GIVEN REQUEST: Repeat the records word for word, excluding any picture.
▬▬▬▬▬▬
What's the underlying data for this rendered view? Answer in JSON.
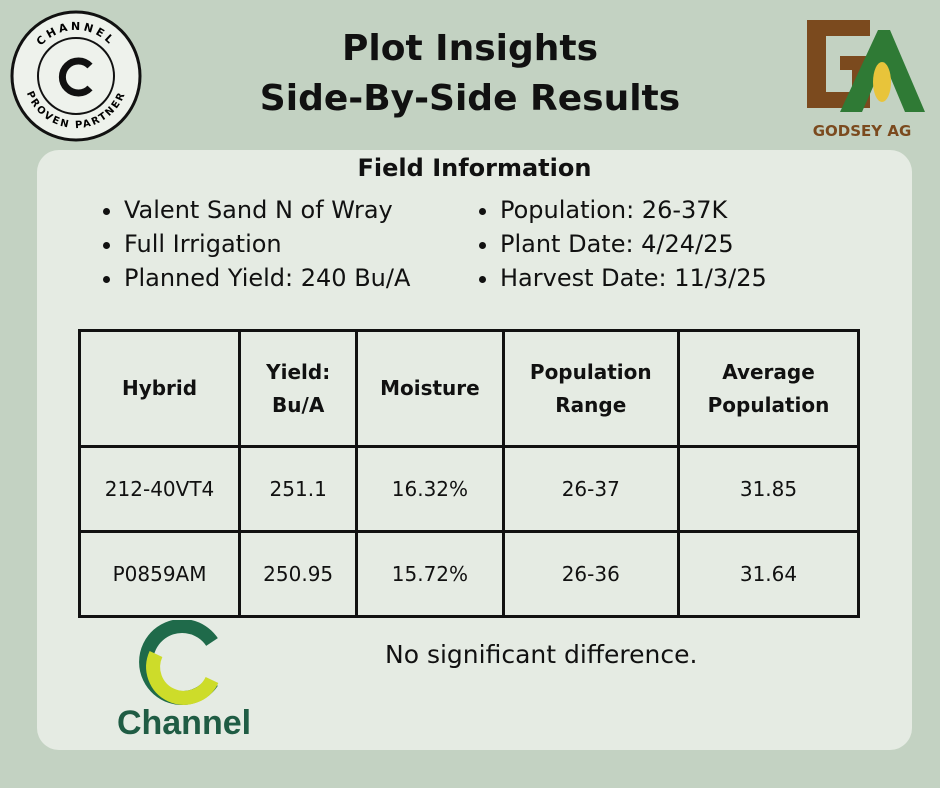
{
  "badge": {
    "top_text": "CHANNEL",
    "bottom_text": "PROVEN PARTNER"
  },
  "header": {
    "title_line_1": "Plot Insights",
    "title_line_2": "Side-By-Side Results"
  },
  "partner_logo": {
    "text": "GODSEY AG"
  },
  "field_information": {
    "heading": "Field Information",
    "left_items": [
      "Valent Sand N of Wray",
      "Full Irrigation",
      "Planned Yield: 240 Bu/A"
    ],
    "right_items": [
      "Population: 26-37K",
      "Plant Date: 4/24/25",
      "Harvest Date: 11/3/25"
    ]
  },
  "table": {
    "header": [
      [
        "Hybrid"
      ],
      [
        "Yield:",
        "Bu/A"
      ],
      [
        "Moisture"
      ],
      [
        "Population",
        "Range"
      ],
      [
        "Average",
        "Population"
      ]
    ],
    "rows": [
      [
        "212-40VT4",
        "251.1",
        "16.32%",
        "26-37",
        "31.85"
      ],
      [
        "P0859AM",
        "250.95",
        "15.72%",
        "26-36",
        "31.64"
      ]
    ]
  },
  "note": "No significant difference.",
  "brand_logo": {
    "text": "Channel"
  }
}
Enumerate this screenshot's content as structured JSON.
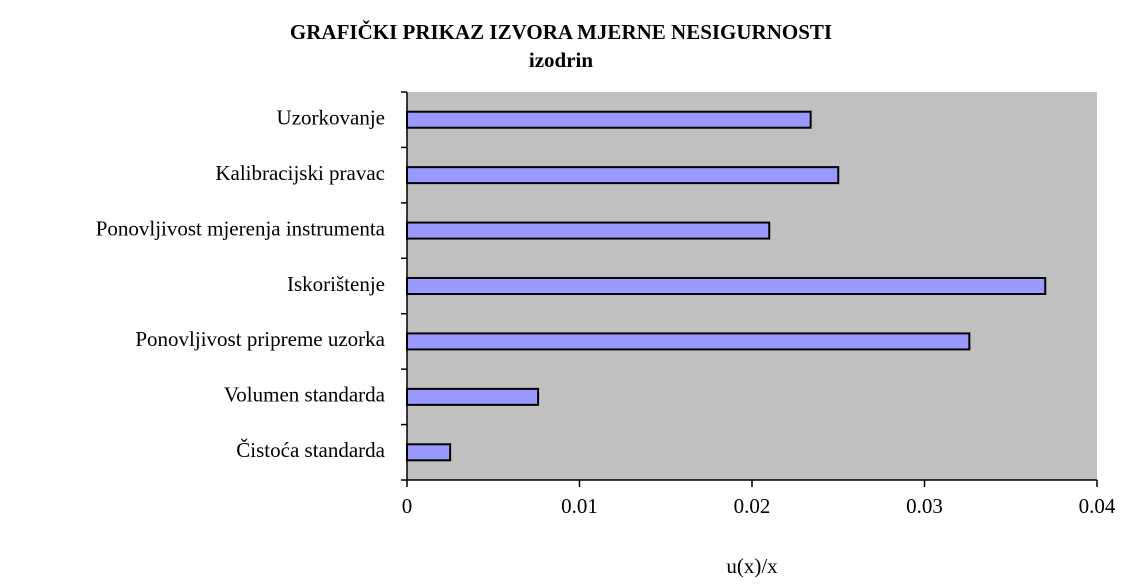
{
  "chart_data": {
    "type": "barh",
    "title": "GRAFIČKI PRIKAZ IZVORA MJERNE NESIGURNOSTI",
    "subtitle": "izodrin",
    "xlabel": "u(x)/x",
    "categories": [
      "Uzorkovanje",
      "Kalibracijski pravac",
      "Ponovljivost mjerenja instrumenta",
      "Iskorištenje",
      "Ponovljivost pripreme uzorka",
      "Volumen standarda",
      "Čistoća standarda"
    ],
    "values": [
      0.0234,
      0.025,
      0.021,
      0.037,
      0.0326,
      0.0076,
      0.0025
    ],
    "color": "#9999ff",
    "plot_background": "#c0c0c0",
    "xlim": [
      0,
      0.04
    ],
    "xticks": [
      0,
      0.01,
      0.02,
      0.03,
      0.04
    ]
  }
}
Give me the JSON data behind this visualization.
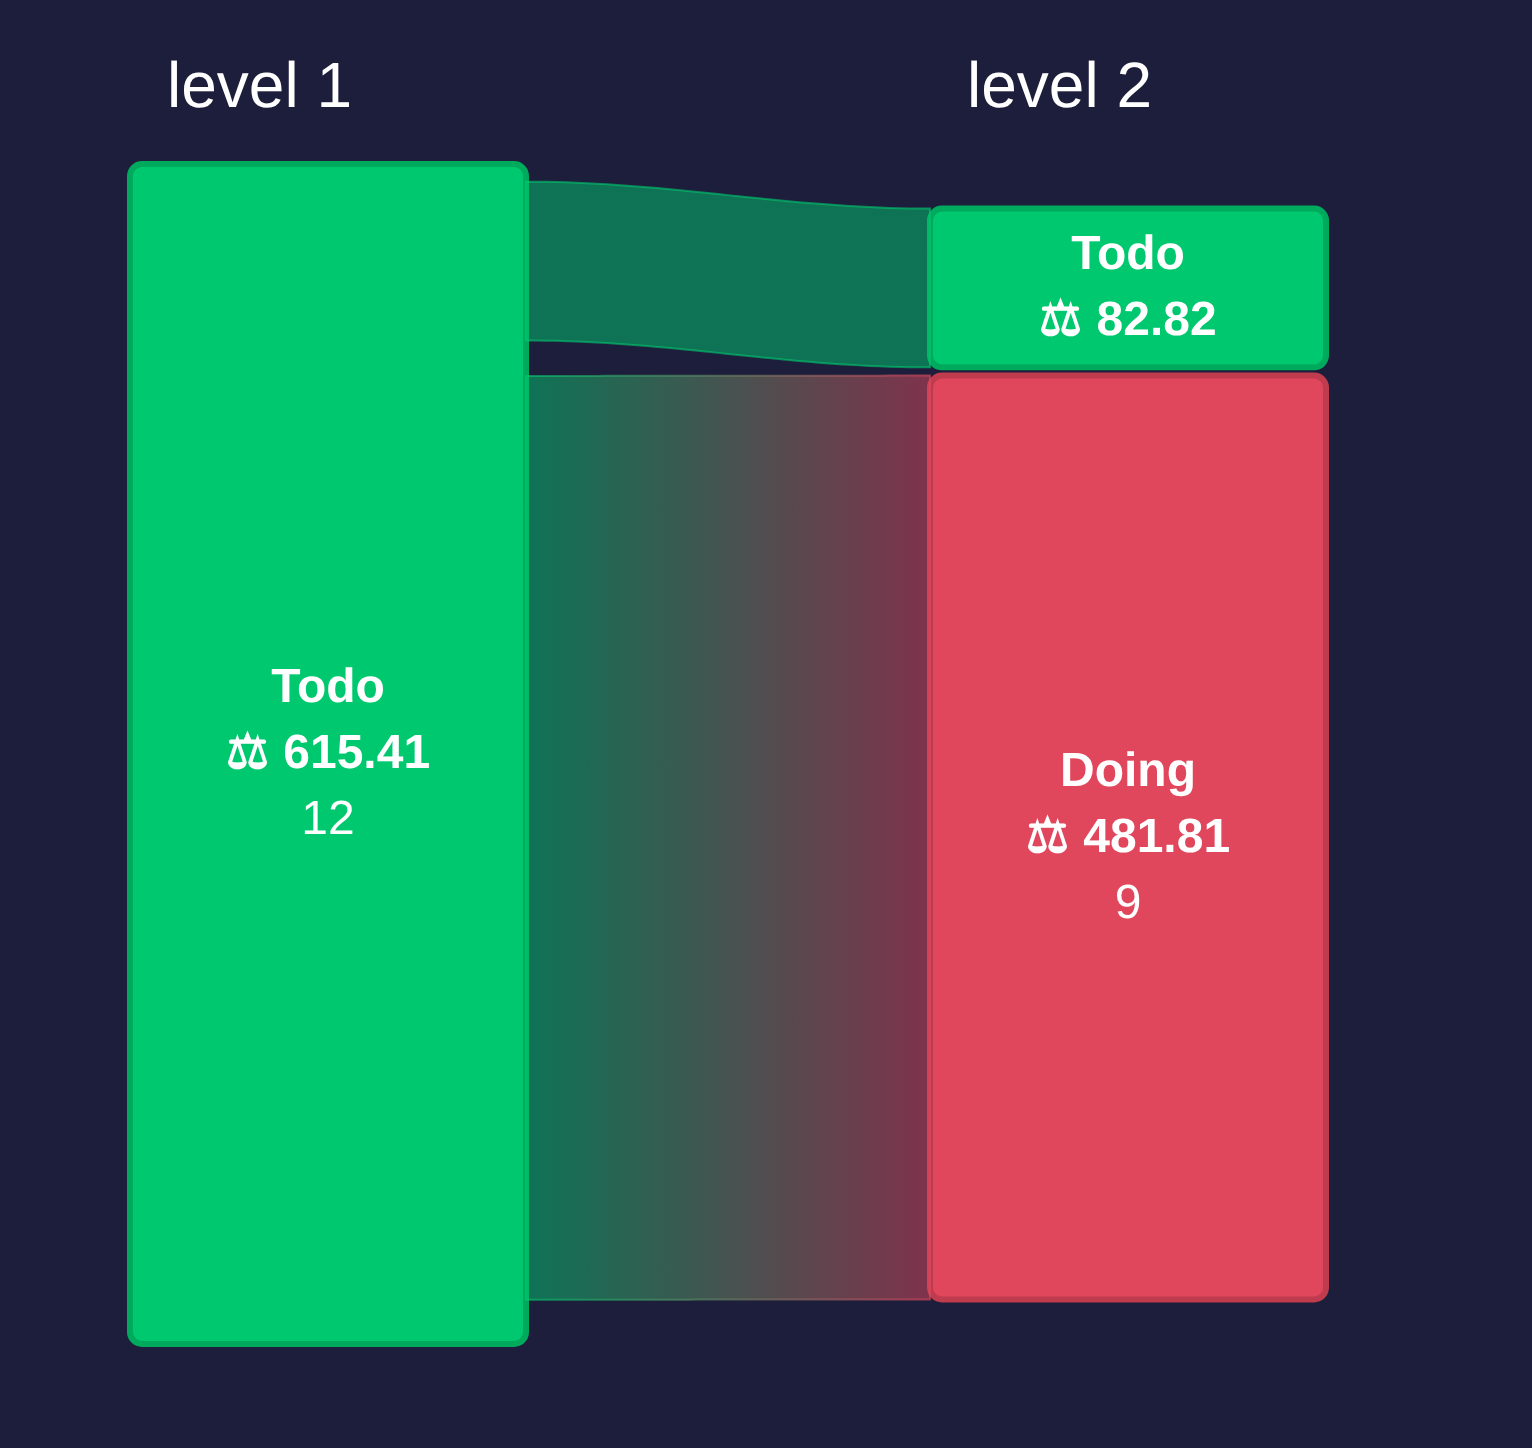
{
  "chart_data": {
    "type": "other",
    "categories": [
      "level 1",
      "level 2"
    ],
    "series": [
      {
        "name": "Todo",
        "color": "#00c86e",
        "values": [
          615.41,
          82.82
        ],
        "value_labels": [
          "⚖ 615.41",
          "⚖ 82.82"
        ]
      },
      {
        "name": "Doing",
        "color": "#e1475c",
        "values": [
          null,
          481.81
        ],
        "value_labels": [
          null,
          "⚖ 481.81"
        ]
      }
    ],
    "annotations": [
      {
        "text": "12",
        "x": "level 1"
      },
      {
        "text": "9",
        "x": "level 2"
      }
    ]
  }
}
▬▬▬▬▬▬
ANSWER FOR THIS EXERCISE:
What's the underlying data for this rendered view? Answer in JSON.
{
  "badge": {
    "top_text": "CHANNEL",
    "bottom_text": "PROVEN PARTNER"
  },
  "header": {
    "title_line_1": "Plot Insights",
    "title_line_2": "Side-By-Side Results"
  },
  "partner_logo": {
    "text": "GODSEY AG"
  },
  "field_information": {
    "heading": "Field Information",
    "left_items": [
      "Valent Sand N of Wray",
      "Full Irrigation",
      "Planned Yield: 240 Bu/A"
    ],
    "right_items": [
      "Population: 26-37K",
      "Plant Date: 4/24/25",
      "Harvest Date: 11/3/25"
    ]
  },
  "table": {
    "header": [
      [
        "Hybrid"
      ],
      [
        "Yield:",
        "Bu/A"
      ],
      [
        "Moisture"
      ],
      [
        "Population",
        "Range"
      ],
      [
        "Average",
        "Population"
      ]
    ],
    "rows": [
      [
        "212-40VT4",
        "251.1",
        "16.32%",
        "26-37",
        "31.85"
      ],
      [
        "P0859AM",
        "250.95",
        "15.72%",
        "26-36",
        "31.64"
      ]
    ]
  },
  "note": "No significant difference.",
  "brand_logo": {
    "text": "Channel"
  }
}
Enumerate this screenshot's content as structured JSON.
{
  "chart_data": {
    "type": "barh",
    "title": "GRAFIČKI PRIKAZ IZVORA MJERNE NESIGURNOSTI",
    "subtitle": "izodrin",
    "xlabel": "u(x)/x",
    "categories": [
      "Uzorkovanje",
      "Kalibracijski pravac",
      "Ponovljivost mjerenja instrumenta",
      "Iskorištenje",
      "Ponovljivost pripreme uzorka",
      "Volumen standarda",
      "Čistoća standarda"
    ],
    "values": [
      0.0234,
      0.025,
      0.021,
      0.037,
      0.0326,
      0.0076,
      0.0025
    ],
    "color": "#9999ff",
    "plot_background": "#c0c0c0",
    "xlim": [
      0,
      0.04
    ],
    "xticks": [
      0,
      0.01,
      0.02,
      0.03,
      0.04
    ]
  }
}
Give me the JSON data behind this visualization.
{
  "chart_data": {
    "type": "other",
    "categories": [
      "level 1",
      "level 2"
    ],
    "series": [
      {
        "name": "Todo",
        "color": "#00c86e",
        "values": [
          615.41,
          82.82
        ],
        "value_labels": [
          "⚖ 615.41",
          "⚖ 82.82"
        ]
      },
      {
        "name": "Doing",
        "color": "#e1475c",
        "values": [
          null,
          481.81
        ],
        "value_labels": [
          null,
          "⚖ 481.81"
        ]
      }
    ],
    "annotations": [
      {
        "text": "12",
        "x": "level 1"
      },
      {
        "text": "9",
        "x": "level 2"
      }
    ]
  }
}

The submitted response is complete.